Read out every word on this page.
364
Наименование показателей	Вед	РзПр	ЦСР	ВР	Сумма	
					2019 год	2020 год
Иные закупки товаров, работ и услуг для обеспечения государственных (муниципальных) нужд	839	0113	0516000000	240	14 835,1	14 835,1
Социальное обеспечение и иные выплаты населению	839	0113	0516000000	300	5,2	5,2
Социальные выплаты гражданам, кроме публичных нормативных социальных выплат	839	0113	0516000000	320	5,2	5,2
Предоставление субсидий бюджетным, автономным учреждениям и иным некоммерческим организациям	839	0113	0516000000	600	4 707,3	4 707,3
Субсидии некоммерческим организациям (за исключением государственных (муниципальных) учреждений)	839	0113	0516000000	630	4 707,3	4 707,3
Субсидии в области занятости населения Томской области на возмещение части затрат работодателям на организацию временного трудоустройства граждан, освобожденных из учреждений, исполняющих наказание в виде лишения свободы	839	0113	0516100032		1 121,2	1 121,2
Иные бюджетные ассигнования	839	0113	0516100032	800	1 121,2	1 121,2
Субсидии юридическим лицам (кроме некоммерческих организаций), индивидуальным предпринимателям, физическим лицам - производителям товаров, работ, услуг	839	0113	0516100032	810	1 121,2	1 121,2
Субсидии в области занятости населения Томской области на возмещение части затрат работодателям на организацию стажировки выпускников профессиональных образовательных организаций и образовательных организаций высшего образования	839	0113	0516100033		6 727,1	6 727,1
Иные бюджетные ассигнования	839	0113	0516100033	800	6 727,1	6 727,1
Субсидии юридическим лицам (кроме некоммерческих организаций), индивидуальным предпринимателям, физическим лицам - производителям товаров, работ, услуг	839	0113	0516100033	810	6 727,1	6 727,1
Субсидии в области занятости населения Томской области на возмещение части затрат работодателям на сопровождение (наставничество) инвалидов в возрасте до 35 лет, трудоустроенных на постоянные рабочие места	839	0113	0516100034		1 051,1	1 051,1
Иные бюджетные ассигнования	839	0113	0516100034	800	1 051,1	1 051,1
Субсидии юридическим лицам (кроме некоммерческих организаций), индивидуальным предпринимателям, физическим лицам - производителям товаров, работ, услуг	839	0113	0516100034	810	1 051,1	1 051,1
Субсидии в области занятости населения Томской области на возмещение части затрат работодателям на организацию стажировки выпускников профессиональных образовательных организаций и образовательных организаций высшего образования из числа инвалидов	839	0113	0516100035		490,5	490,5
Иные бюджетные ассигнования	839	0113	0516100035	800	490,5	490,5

━━━━

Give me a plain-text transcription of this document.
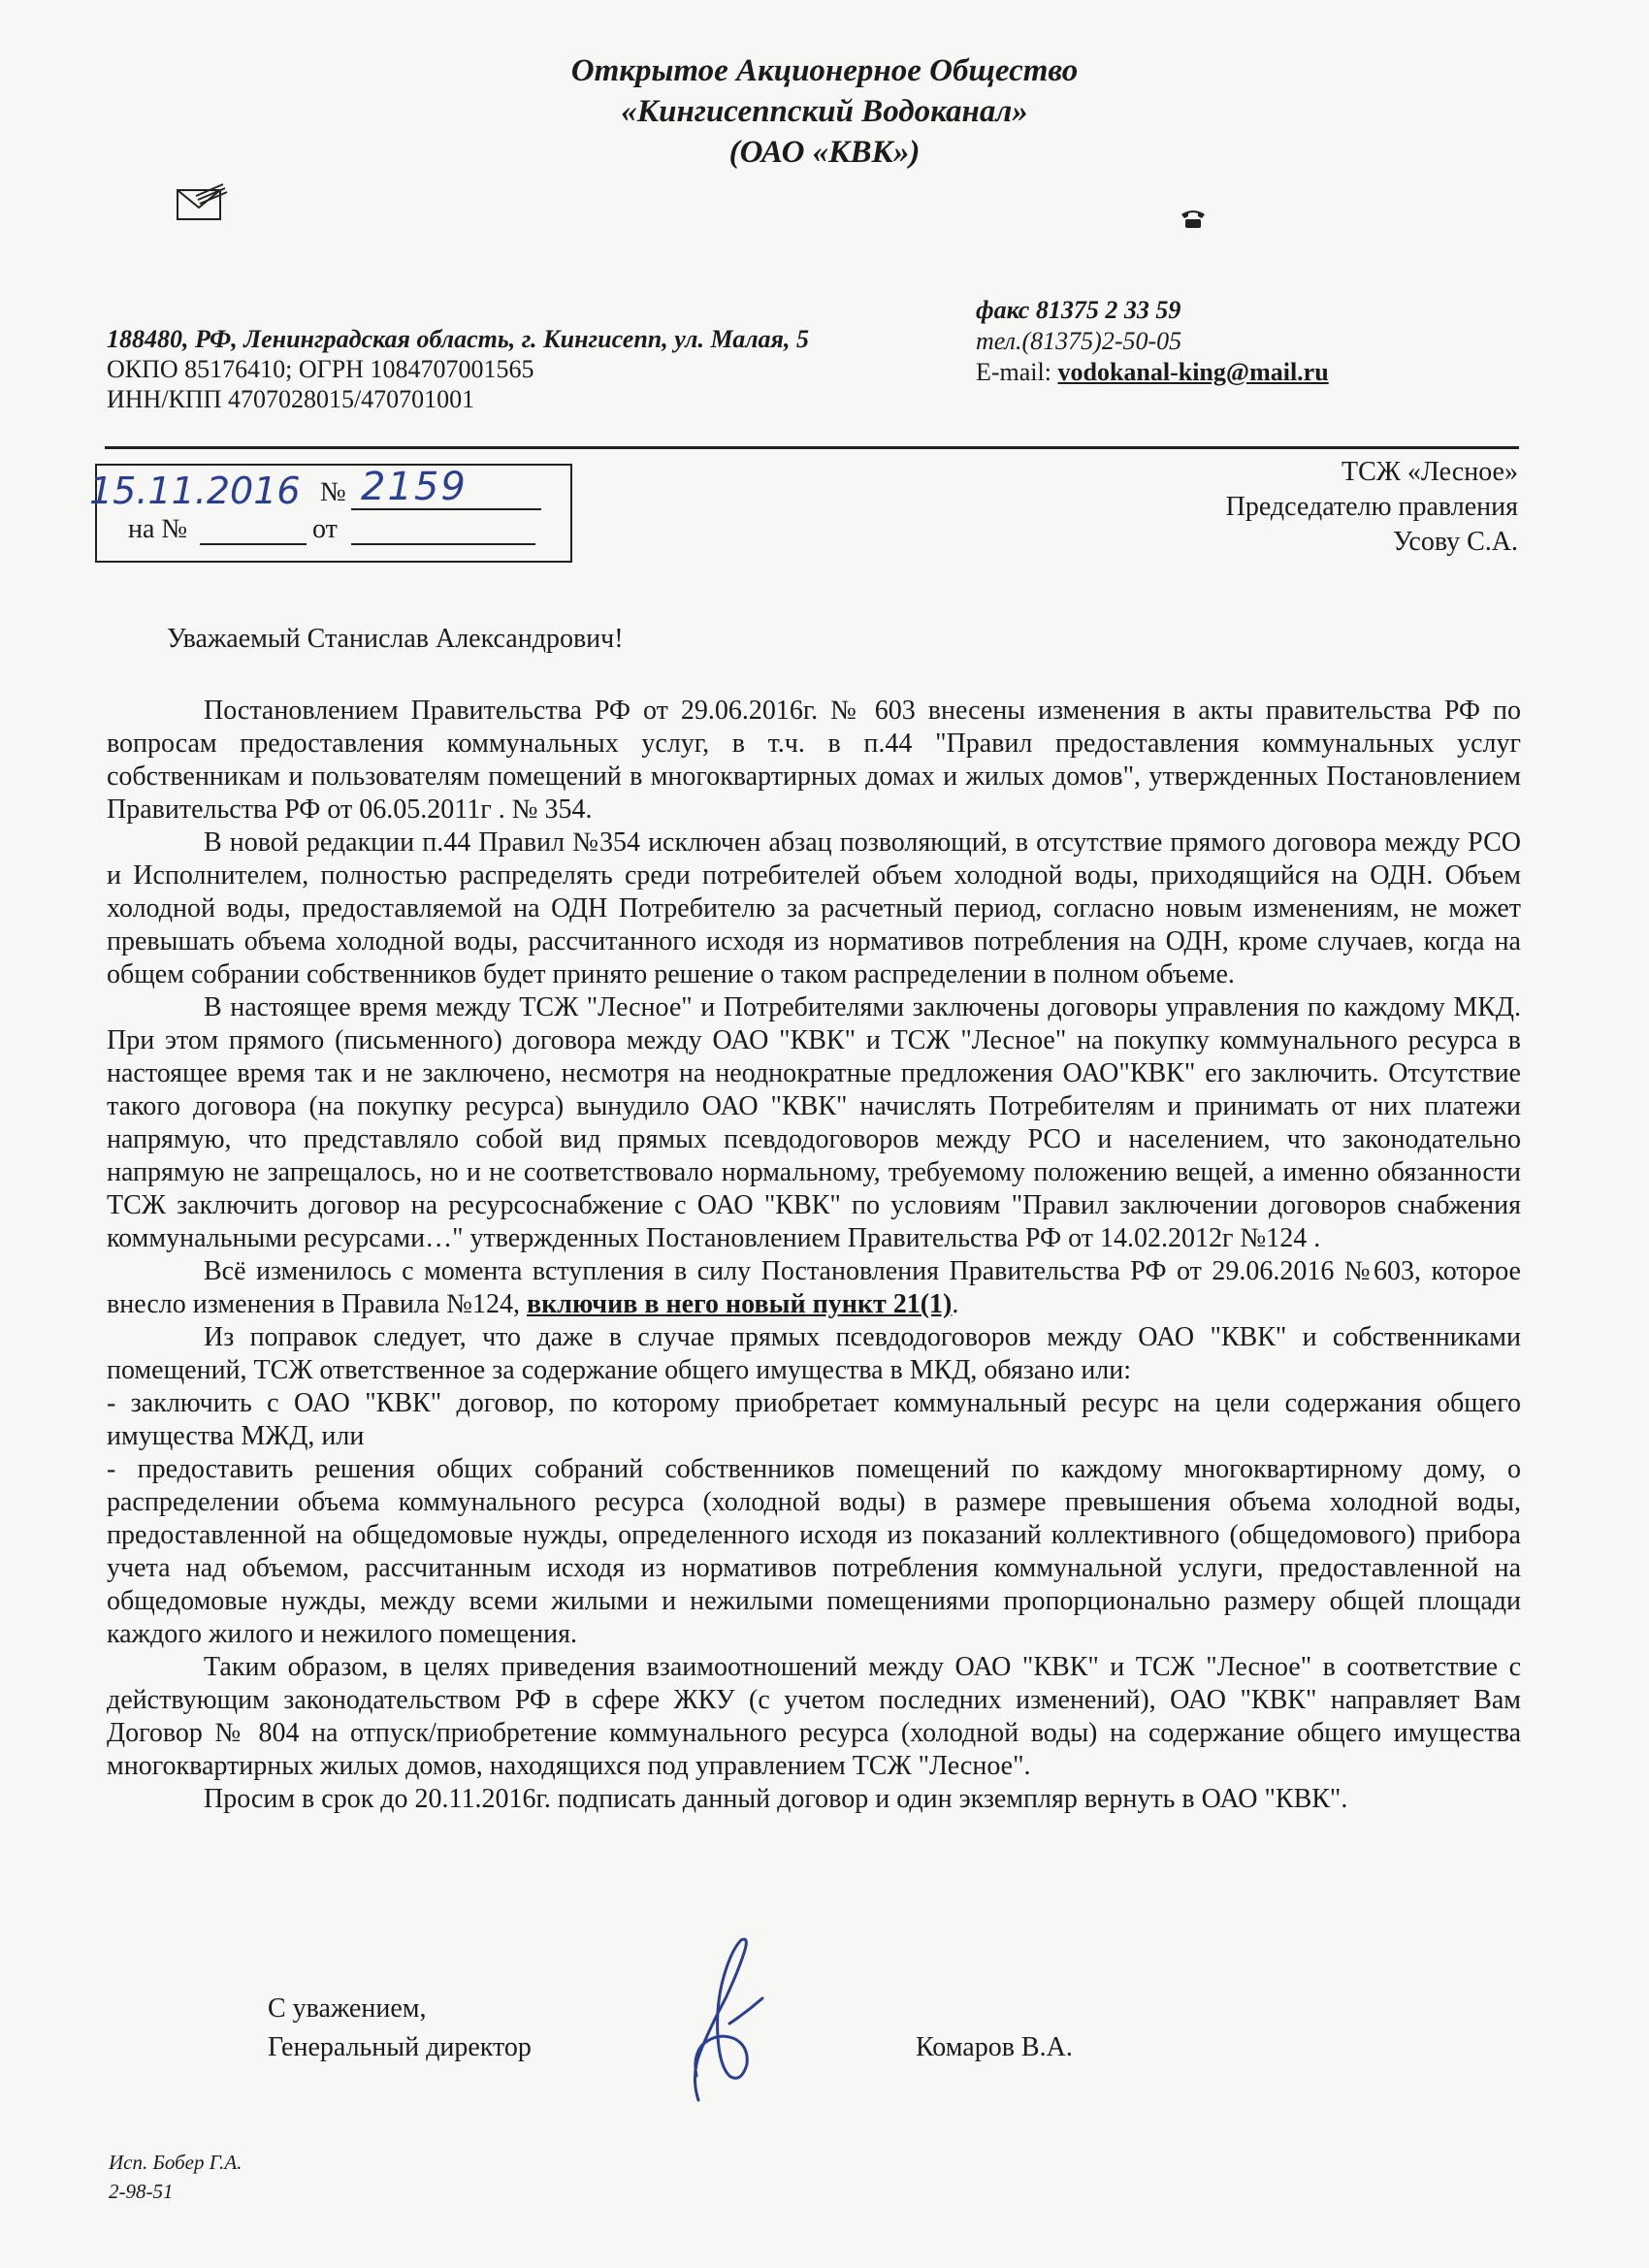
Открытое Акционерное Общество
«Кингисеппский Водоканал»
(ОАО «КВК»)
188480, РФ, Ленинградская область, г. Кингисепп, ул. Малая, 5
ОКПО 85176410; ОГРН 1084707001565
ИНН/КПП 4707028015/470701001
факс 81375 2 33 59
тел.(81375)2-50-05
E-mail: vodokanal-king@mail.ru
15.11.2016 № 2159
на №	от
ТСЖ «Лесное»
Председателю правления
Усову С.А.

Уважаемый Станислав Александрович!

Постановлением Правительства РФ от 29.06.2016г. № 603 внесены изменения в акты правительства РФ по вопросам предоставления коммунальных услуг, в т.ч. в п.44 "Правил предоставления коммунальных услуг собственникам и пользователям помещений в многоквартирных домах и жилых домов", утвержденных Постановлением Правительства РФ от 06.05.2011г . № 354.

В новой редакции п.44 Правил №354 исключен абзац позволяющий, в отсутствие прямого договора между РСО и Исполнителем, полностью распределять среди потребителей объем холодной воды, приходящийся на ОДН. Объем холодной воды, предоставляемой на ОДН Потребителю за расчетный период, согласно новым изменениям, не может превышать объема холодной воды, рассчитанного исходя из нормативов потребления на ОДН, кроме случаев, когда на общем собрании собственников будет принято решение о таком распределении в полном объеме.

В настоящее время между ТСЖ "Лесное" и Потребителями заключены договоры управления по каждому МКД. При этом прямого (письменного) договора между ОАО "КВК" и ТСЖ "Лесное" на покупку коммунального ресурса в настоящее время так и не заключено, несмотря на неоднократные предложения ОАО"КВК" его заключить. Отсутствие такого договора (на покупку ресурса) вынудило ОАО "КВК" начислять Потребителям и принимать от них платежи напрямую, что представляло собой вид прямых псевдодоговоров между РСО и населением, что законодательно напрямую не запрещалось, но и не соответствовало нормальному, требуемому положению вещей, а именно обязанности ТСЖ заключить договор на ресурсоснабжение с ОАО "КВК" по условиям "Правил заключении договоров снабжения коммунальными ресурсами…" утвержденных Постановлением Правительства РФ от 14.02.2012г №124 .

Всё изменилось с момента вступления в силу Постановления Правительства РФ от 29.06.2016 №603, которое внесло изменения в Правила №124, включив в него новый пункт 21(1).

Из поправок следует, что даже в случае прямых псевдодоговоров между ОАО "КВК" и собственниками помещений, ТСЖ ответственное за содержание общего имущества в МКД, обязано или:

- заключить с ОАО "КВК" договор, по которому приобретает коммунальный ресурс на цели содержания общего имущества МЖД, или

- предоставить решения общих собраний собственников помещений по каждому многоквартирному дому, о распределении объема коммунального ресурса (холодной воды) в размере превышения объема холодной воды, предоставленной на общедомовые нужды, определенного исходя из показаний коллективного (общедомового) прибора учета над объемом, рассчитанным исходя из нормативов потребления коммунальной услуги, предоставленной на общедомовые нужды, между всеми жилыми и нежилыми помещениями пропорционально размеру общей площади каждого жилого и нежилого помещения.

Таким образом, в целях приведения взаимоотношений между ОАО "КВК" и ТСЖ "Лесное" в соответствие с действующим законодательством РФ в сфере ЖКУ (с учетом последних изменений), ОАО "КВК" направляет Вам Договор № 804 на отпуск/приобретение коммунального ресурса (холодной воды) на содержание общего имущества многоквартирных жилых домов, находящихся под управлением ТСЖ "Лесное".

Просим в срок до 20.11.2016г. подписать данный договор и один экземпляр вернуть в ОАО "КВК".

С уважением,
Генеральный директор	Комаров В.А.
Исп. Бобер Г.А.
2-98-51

━━━━

What is needed: Each line in the material either holds the string "инвалидов" or does not. State how many do, and nothing else.

The response: 2